** START OF Data extract **
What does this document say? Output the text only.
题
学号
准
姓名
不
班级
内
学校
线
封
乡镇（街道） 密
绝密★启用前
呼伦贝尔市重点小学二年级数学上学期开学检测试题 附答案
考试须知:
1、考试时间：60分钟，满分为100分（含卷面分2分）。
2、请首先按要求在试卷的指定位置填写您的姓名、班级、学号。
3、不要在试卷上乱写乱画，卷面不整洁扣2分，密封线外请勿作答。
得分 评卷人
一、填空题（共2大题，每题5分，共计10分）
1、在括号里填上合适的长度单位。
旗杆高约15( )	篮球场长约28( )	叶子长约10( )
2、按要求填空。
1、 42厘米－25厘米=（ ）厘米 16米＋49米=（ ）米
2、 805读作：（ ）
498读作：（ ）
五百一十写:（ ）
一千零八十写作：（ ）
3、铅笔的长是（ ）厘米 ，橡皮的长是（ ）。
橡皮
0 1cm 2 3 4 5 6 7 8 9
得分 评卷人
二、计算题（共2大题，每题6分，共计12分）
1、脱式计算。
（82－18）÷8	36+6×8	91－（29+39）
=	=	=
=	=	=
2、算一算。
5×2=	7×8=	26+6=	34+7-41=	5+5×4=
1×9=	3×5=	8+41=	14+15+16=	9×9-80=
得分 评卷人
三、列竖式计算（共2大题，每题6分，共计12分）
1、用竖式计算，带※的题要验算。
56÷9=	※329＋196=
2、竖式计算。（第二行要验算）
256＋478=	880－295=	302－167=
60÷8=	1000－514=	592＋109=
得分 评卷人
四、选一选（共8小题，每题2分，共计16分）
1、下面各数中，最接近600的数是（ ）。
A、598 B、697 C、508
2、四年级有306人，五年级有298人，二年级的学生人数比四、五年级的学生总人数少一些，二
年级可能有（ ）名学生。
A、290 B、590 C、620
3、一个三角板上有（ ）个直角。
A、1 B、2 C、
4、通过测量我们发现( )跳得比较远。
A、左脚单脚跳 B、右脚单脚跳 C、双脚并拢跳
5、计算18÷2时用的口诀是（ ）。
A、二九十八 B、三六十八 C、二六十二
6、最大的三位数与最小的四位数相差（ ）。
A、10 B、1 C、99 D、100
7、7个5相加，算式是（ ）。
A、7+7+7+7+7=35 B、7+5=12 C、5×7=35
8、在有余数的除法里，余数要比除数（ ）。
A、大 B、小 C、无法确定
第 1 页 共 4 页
** END OF Data extract **
Set problem:
The records above are to be repeated exactly, in their entirety.

Solution to this task:
What does this document say? Output the text only.
题
学号
准
姓名
不
班级
内
学校
线
封
乡镇（街道） 密
绝密★启用前
呼伦贝尔市重点小学二年级数学上学期开学检测试题 附答案
考试须知:
1、考试时间：60分钟，满分为100分（含卷面分2分）。
2、请首先按要求在试卷的指定位置填写您的姓名、班级、学号。
3、不要在试卷上乱写乱画，卷面不整洁扣2分，密封线外请勿作答。
得分 评卷人
一、填空题（共2大题，每题5分，共计10分）
1、在括号里填上合适的长度单位。
旗杆高约15( )	篮球场长约28( )	叶子长约10( )
2、按要求填空。
1、 42厘米－25厘米=（ ）厘米 16米＋49米=（ ）米
2、 805读作：（ ）
498读作：（ ）
五百一十写:（ ）
一千零八十写作：（ ）
3、铅笔的长是（ ）厘米 ，橡皮的长是（ ）。
橡皮
0 1cm 2 3 4 5 6 7 8 9
得分 评卷人
二、计算题（共2大题，每题6分，共计12分）
1、脱式计算。
（82－18）÷8	36+6×8	91－（29+39）
=	=	=
=	=	=
2、算一算。
5×2=	7×8=	26+6=	34+7-41=	5+5×4=
1×9=	3×5=	8+41=	14+15+16=	9×9-80=
得分 评卷人
三、列竖式计算（共2大题，每题6分，共计12分）
1、用竖式计算，带※的题要验算。
56÷9=	※329＋196=
2、竖式计算。（第二行要验算）
256＋478=	880－295=	302－167=
60÷8=	1000－514=	592＋109=
得分 评卷人
四、选一选（共8小题，每题2分，共计16分）
1、下面各数中，最接近600的数是（ ）。
A、598 B、697 C、508
2、四年级有306人，五年级有298人，二年级的学生人数比四、五年级的学生总人数少一些，二
年级可能有（ ）名学生。
A、290 B、590 C、620
3、一个三角板上有（ ）个直角。
A、1 B、2 C、
4、通过测量我们发现( )跳得比较远。
A、左脚单脚跳 B、右脚单脚跳 C、双脚并拢跳
5、计算18÷2时用的口诀是（ ）。
A、二九十八 B、三六十八 C、二六十二
6、最大的三位数与最小的四位数相差（ ）。
A、10 B、1 C、99 D、100
7、7个5相加，算式是（ ）。
A、7+7+7+7+7=35 B、7+5=12 C、5×7=35
8、在有余数的除法里，余数要比除数（ ）。
A、大 B、小 C、无法确定
第 1 页 共 4 页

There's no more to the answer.